═══ Task inputs ═══

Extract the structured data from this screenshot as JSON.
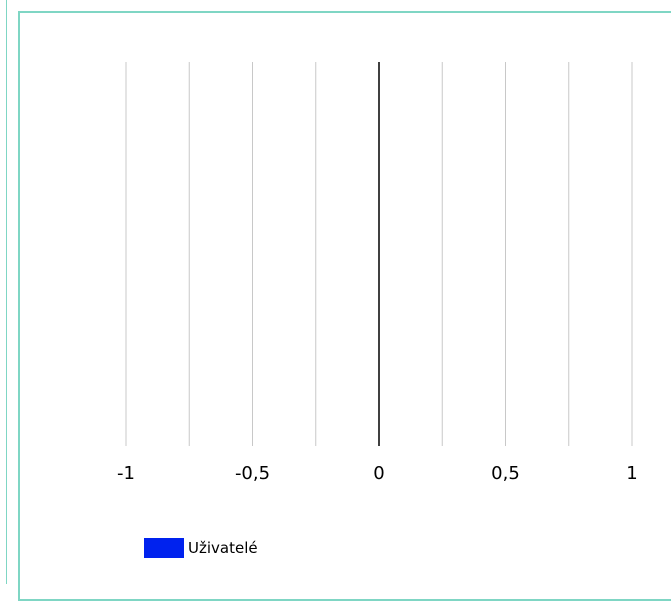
{
  "chart_data": {
    "type": "bar",
    "orientation": "horizontal",
    "categories": [],
    "series": [
      {
        "name": "Uživatelé",
        "values": [],
        "color": "#0022ee"
      }
    ],
    "xlim": [
      -1,
      1
    ],
    "x_ticks": [
      -1,
      -0.75,
      -0.5,
      -0.25,
      0,
      0.25,
      0.5,
      0.75,
      1
    ],
    "x_tick_labels": [
      {
        "value": -1,
        "label": "-1"
      },
      {
        "value": -0.5,
        "label": "-0,5"
      },
      {
        "value": 0,
        "label": "0"
      },
      {
        "value": 0.5,
        "label": "0,5"
      },
      {
        "value": 1,
        "label": "1"
      }
    ],
    "grid": true,
    "legend_position": "bottom-left",
    "title": "",
    "xlabel": "",
    "ylabel": ""
  },
  "colors": {
    "frame": "#7fd6c4",
    "grid": "#c8c8c8",
    "zero_line": "#000000"
  }
}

═══

## Requirement
Can you restate all the records above word for word while dropping the pictures?

## The response
Extract the structured data from this screenshot as JSON.
{
  "chart_data": {
    "type": "bar",
    "orientation": "horizontal",
    "categories": [],
    "series": [
      {
        "name": "Uživatelé",
        "values": [],
        "color": "#0022ee"
      }
    ],
    "xlim": [
      -1,
      1
    ],
    "x_ticks": [
      -1,
      -0.75,
      -0.5,
      -0.25,
      0,
      0.25,
      0.5,
      0.75,
      1
    ],
    "x_tick_labels": [
      {
        "value": -1,
        "label": "-1"
      },
      {
        "value": -0.5,
        "label": "-0,5"
      },
      {
        "value": 0,
        "label": "0"
      },
      {
        "value": 0.5,
        "label": "0,5"
      },
      {
        "value": 1,
        "label": "1"
      }
    ],
    "grid": true,
    "legend_position": "bottom-left",
    "title": "",
    "xlabel": "",
    "ylabel": ""
  },
  "colors": {
    "frame": "#7fd6c4",
    "grid": "#c8c8c8",
    "zero_line": "#000000"
  }
}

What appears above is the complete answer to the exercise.